Dataset entries:
::::

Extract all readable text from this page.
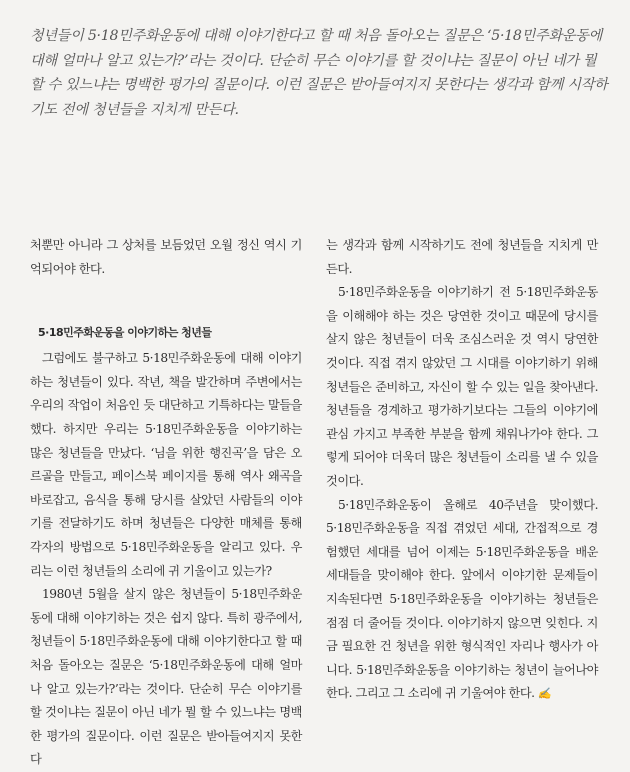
청년들이 5·18민주화운동에 대해 이야기한다고 할 때 처음 돌아오는 질문은 ‘5·18민주화운동에 대해 얼마나 알고 있는가?’라는 것이다. 단순히 무슨 이야기를 할 것이냐는 질문이 아닌 네가 뭘 할 수 있느냐는 명백한 평가의 질문이다. 이런 질문은 받아들여지지 못한다는 생각과 함께 시작하기도 전에 청년들을 지치게 만든다.

처뿐만 아니라 그 상처를 보듬었던 오월 정신 역시 기억되어야 한다.

5·18민주화운동을 이야기하는 청년들

그럼에도 불구하고 5·18민주화운동에 대해 이야기하는 청년들이 있다. 작년, 책을 발간하며 주변에서는 우리의 작업이 처음인 듯 대단하고 기특하다는 말들을 했다. 하지만 우리는 5·18민주화운동을 이야기하는 많은 청년들을 만났다. ‘님을 위한 행진곡’을 담은 오르골을 만들고, 페이스북 페이지를 통해 역사 왜곡을 바로잡고, 음식을 통해 당시를 살았던 사람들의 이야기를 전달하기도 하며 청년들은 다양한 매체를 통해 각자의 방법으로 5·18민주화운동을 알리고 있다. 우리는 이런 청년들의 소리에 귀 기울이고 있는가?

1980년 5월을 살지 않은 청년들이 5·18민주화운동에 대해 이야기하는 것은 쉽지 않다. 특히 광주에서, 청년들이 5·18민주화운동에 대해 이야기한다고 할 때 처음 돌아오는 질문은 ‘5·18민주화운동에 대해 얼마나 알고 있는가?’라는 것이다. 단순히 무슨 이야기를 할 것이냐는 질문이 아닌 네가 뭘 할 수 있느냐는 명백한 평가의 질문이다. 이런 질문은 받아들여지지 못한다

는 생각과 함께 시작하기도 전에 청년들을 지치게 만든다.

5·18민주화운동을 이야기하기 전 5·18민주화운동을 이해해야 하는 것은 당연한 것이고 때문에 당시를 살지 않은 청년들이 더욱 조심스러운 것 역시 당연한 것이다. 직접 겪지 않았던 그 시대를 이야기하기 위해 청년들은 준비하고, 자신이 할 수 있는 일을 찾아낸다. 청년들을 경계하고 평가하기보다는 그들의 이야기에 관심 가지고 부족한 부분을 함께 채워나가야 한다. 그렇게 되어야 더욱더 많은 청년들이 소리를 낼 수 있을 것이다.

5·18민주화운동이 올해로 40주년을 맞이했다. 5·18민주화운동을 직접 겪었던 세대, 간접적으로 경험했던 세대를 넘어 이제는 5·18민주화운동을 배운 세대들을 맞이해야 한다. 앞에서 이야기한 문제들이 지속된다면 5·18민주화운동을 이야기하는 청년들은 점점 더 줄어들 것이다. 이야기하지 않으면 잊힌다. 지금 필요한 건 청년을 위한 형식적인 자리나 행사가 아니다. 5·18민주화운동을 이야기하는 청년이 늘어나야 한다. 그리고 그 소리에 귀 기울여야 한다. ✍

::::

THE EXERCISE: Copy out each line word for word, please, skipping the images.

CORRECT RESULT:
Extract all readable text from this page.
청년들이 5·18민주화운동에 대해 이야기한다고 할 때 처음 돌아오는 질문은 ‘5·18민주화운동에 대해 얼마나 알고 있는가?’라는 것이다. 단순히 무슨 이야기를 할 것이냐는 질문이 아닌 네가 뭘 할 수 있느냐는 명백한 평가의 질문이다. 이런 질문은 받아들여지지 못한다는 생각과 함께 시작하기도 전에 청년들을 지치게 만든다.

처뿐만 아니라 그 상처를 보듬었던 오월 정신 역시 기억되어야 한다.

5·18민주화운동을 이야기하는 청년들

그럼에도 불구하고 5·18민주화운동에 대해 이야기하는 청년들이 있다. 작년, 책을 발간하며 주변에서는 우리의 작업이 처음인 듯 대단하고 기특하다는 말들을 했다. 하지만 우리는 5·18민주화운동을 이야기하는 많은 청년들을 만났다. ‘님을 위한 행진곡’을 담은 오르골을 만들고, 페이스북 페이지를 통해 역사 왜곡을 바로잡고, 음식을 통해 당시를 살았던 사람들의 이야기를 전달하기도 하며 청년들은 다양한 매체를 통해 각자의 방법으로 5·18민주화운동을 알리고 있다. 우리는 이런 청년들의 소리에 귀 기울이고 있는가?

1980년 5월을 살지 않은 청년들이 5·18민주화운동에 대해 이야기하는 것은 쉽지 않다. 특히 광주에서, 청년들이 5·18민주화운동에 대해 이야기한다고 할 때 처음 돌아오는 질문은 ‘5·18민주화운동에 대해 얼마나 알고 있는가?’라는 것이다. 단순히 무슨 이야기를 할 것이냐는 질문이 아닌 네가 뭘 할 수 있느냐는 명백한 평가의 질문이다. 이런 질문은 받아들여지지 못한다

는 생각과 함께 시작하기도 전에 청년들을 지치게 만든다.

5·18민주화운동을 이야기하기 전 5·18민주화운동을 이해해야 하는 것은 당연한 것이고 때문에 당시를 살지 않은 청년들이 더욱 조심스러운 것 역시 당연한 것이다. 직접 겪지 않았던 그 시대를 이야기하기 위해 청년들은 준비하고, 자신이 할 수 있는 일을 찾아낸다. 청년들을 경계하고 평가하기보다는 그들의 이야기에 관심 가지고 부족한 부분을 함께 채워나가야 한다. 그렇게 되어야 더욱더 많은 청년들이 소리를 낼 수 있을 것이다.

5·18민주화운동이 올해로 40주년을 맞이했다. 5·18민주화운동을 직접 겪었던 세대, 간접적으로 경험했던 세대를 넘어 이제는 5·18민주화운동을 배운 세대들을 맞이해야 한다. 앞에서 이야기한 문제들이 지속된다면 5·18민주화운동을 이야기하는 청년들은 점점 더 줄어들 것이다. 이야기하지 않으면 잊힌다. 지금 필요한 건 청년을 위한 형식적인 자리나 행사가 아니다. 5·18민주화운동을 이야기하는 청년이 늘어나야 한다. 그리고 그 소리에 귀 기울여야 한다. ✍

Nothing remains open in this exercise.